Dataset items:
····················

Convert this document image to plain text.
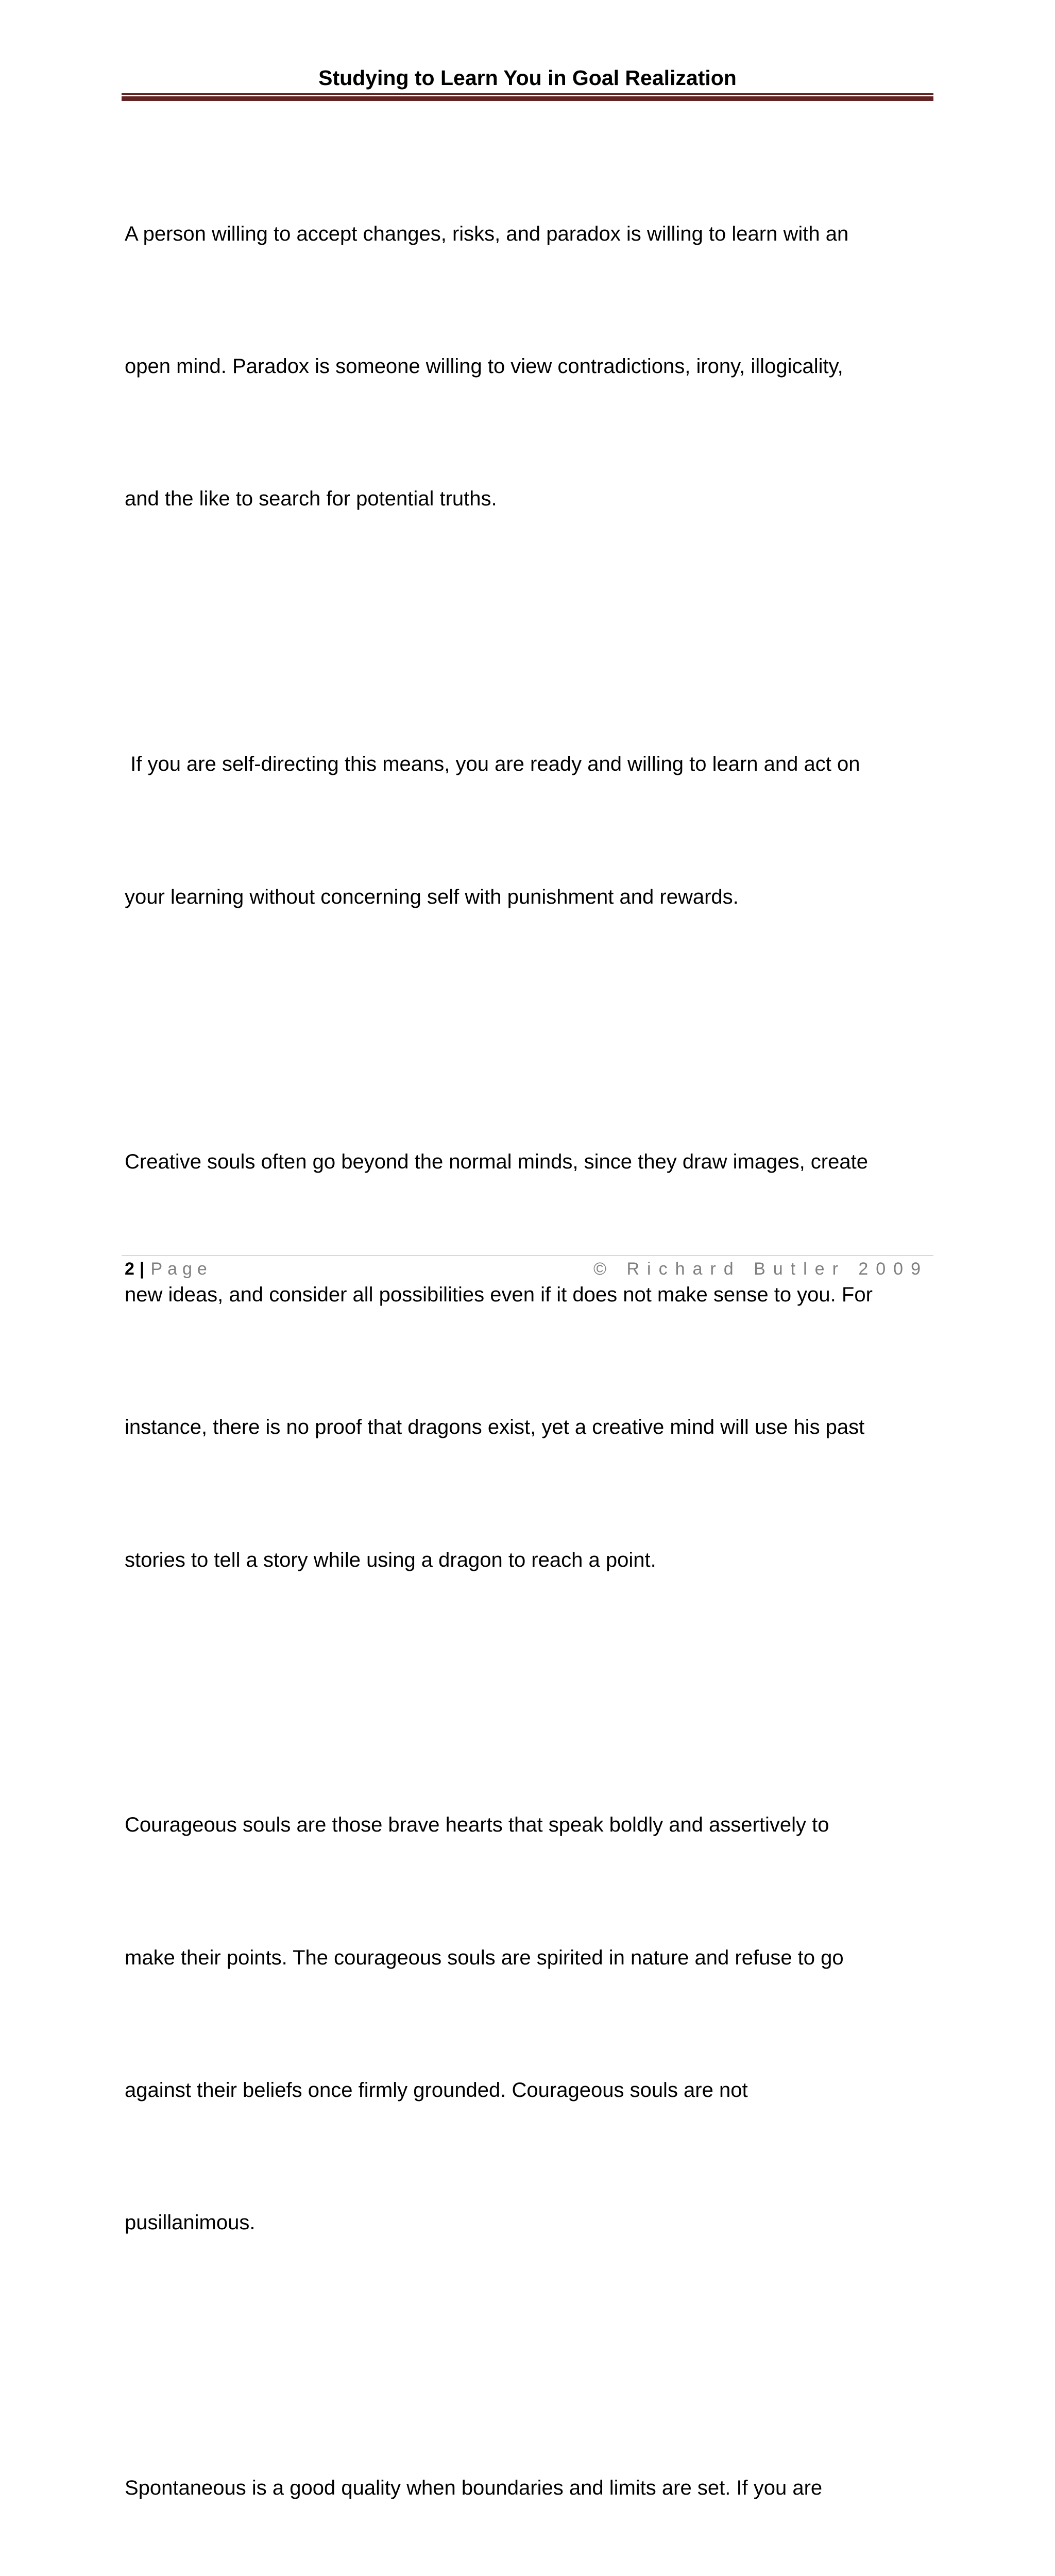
Studying to Learn You in Goal Realization

A person willing to accept changes, risks, and paradox is willing to learn with an

open mind. Paradox is someone willing to view contradictions, irony, illogicality,

and the like to search for potential truths.

If you are self-directing this means, you are ready and willing to learn and act on

your learning without concerning self with punishment and rewards.

Creative souls often go beyond the normal minds, since they draw images, create

new ideas, and consider all possibilities even if it does not make sense to you. For

instance, there is no proof that dragons exist, yet a creative mind will use his past

stories to tell a story while using a dragon to reach a point.

Courageous souls are those brave hearts that speak boldly and assertively to

make their points. The courageous souls are spirited in nature and refuse to go

against their beliefs once firmly grounded. Courageous souls are not

pusillanimous.

Spontaneous is a good quality when boundaries and limits are set. If you are

2 | Page	© Richard Butler 2009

····················

JOB: Every line of the listing that holds "make" should be found and copied.

OUTPUT BELOW:
new ideas, and consider all possibilities even if it does not make sense to you. For
make their points. The courageous souls are spirited in nature and refuse to go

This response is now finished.